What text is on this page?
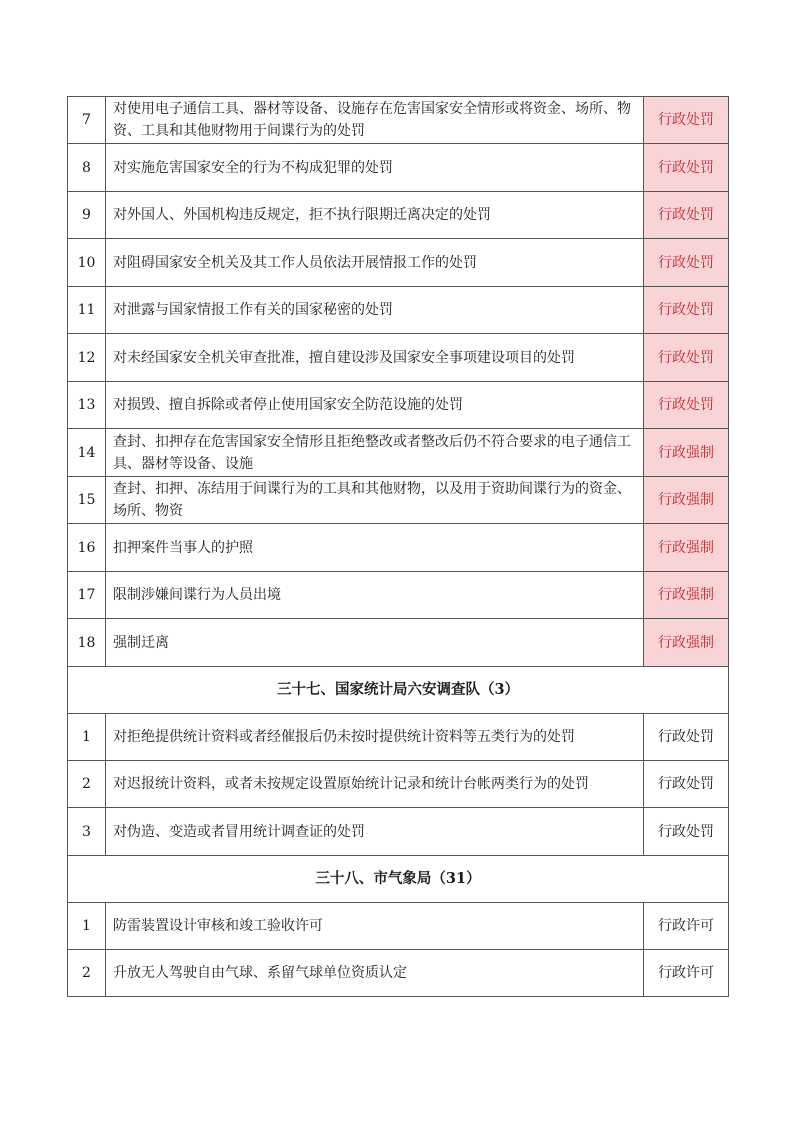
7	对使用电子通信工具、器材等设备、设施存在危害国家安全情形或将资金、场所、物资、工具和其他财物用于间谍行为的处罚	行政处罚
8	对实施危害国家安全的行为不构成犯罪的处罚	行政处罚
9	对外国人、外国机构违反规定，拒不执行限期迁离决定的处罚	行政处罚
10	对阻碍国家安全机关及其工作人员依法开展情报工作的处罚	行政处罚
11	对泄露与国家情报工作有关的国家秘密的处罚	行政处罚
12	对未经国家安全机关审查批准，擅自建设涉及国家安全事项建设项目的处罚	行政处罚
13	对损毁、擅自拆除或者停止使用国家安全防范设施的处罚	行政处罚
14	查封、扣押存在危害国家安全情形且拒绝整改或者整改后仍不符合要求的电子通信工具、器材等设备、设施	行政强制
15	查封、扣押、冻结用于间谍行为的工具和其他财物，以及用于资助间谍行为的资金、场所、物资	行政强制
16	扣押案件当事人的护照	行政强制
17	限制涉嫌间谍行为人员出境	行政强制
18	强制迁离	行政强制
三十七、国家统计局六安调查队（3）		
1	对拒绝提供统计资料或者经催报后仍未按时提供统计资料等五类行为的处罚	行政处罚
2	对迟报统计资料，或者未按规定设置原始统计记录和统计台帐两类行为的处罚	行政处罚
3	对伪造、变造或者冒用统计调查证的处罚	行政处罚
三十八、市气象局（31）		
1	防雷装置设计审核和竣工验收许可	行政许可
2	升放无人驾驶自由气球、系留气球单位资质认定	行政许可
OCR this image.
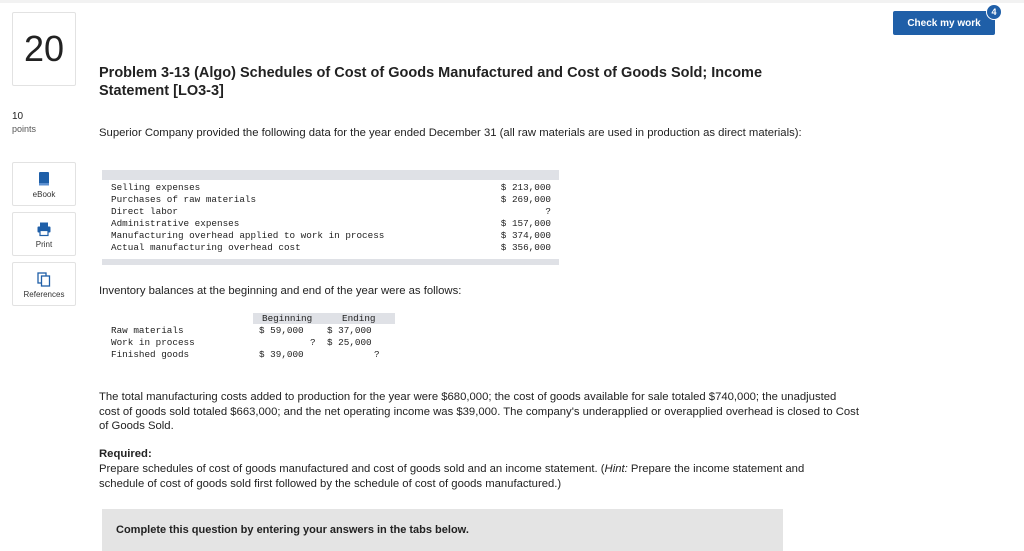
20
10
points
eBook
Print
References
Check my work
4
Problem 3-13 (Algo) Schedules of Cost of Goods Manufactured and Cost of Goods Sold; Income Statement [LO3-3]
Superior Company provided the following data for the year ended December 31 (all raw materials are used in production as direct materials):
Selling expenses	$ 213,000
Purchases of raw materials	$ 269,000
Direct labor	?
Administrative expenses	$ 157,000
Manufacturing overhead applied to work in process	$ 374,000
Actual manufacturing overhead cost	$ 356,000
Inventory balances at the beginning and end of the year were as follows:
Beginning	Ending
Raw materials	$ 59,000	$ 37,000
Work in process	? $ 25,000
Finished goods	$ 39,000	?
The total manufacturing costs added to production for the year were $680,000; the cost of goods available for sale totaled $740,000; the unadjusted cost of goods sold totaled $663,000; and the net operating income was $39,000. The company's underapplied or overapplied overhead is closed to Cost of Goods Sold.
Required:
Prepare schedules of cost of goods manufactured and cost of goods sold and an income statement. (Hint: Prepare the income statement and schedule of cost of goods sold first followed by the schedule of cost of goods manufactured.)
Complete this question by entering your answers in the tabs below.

********

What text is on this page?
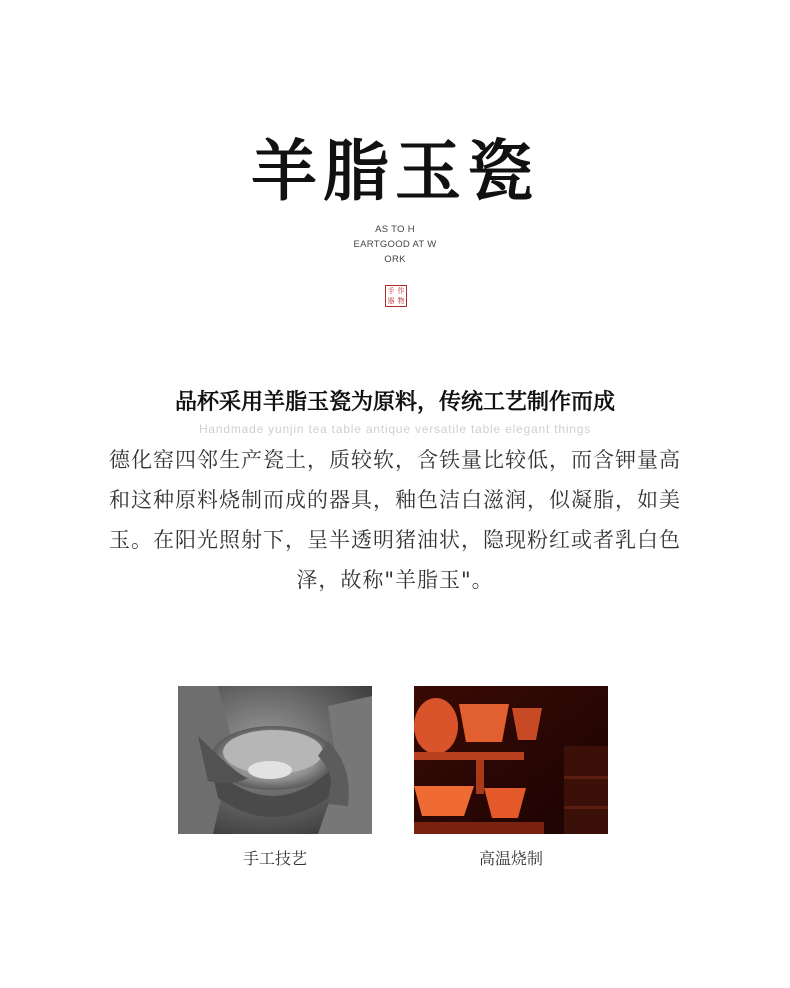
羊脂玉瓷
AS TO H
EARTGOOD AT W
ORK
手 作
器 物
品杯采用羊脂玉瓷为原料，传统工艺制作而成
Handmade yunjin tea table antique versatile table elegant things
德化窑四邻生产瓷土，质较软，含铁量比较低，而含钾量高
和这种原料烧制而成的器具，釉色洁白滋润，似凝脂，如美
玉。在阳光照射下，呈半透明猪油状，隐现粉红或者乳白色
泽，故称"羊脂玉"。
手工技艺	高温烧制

********

WHAT IS NEEDED. Pick out and copy the lines of the entries that hold the string "were".

EXPECTED ANSWER.
Inventory balances at the beginning and end of the year were as follows:
The total manufacturing costs added to production for the year were $680,000; the cost of goods available for sale totaled $740,000; the unadjusted cost of goods sold totaled $663,000; and the net operating income was $39,000. The company's underapplied or overapplied overhead is closed to Cost of Goods Sold.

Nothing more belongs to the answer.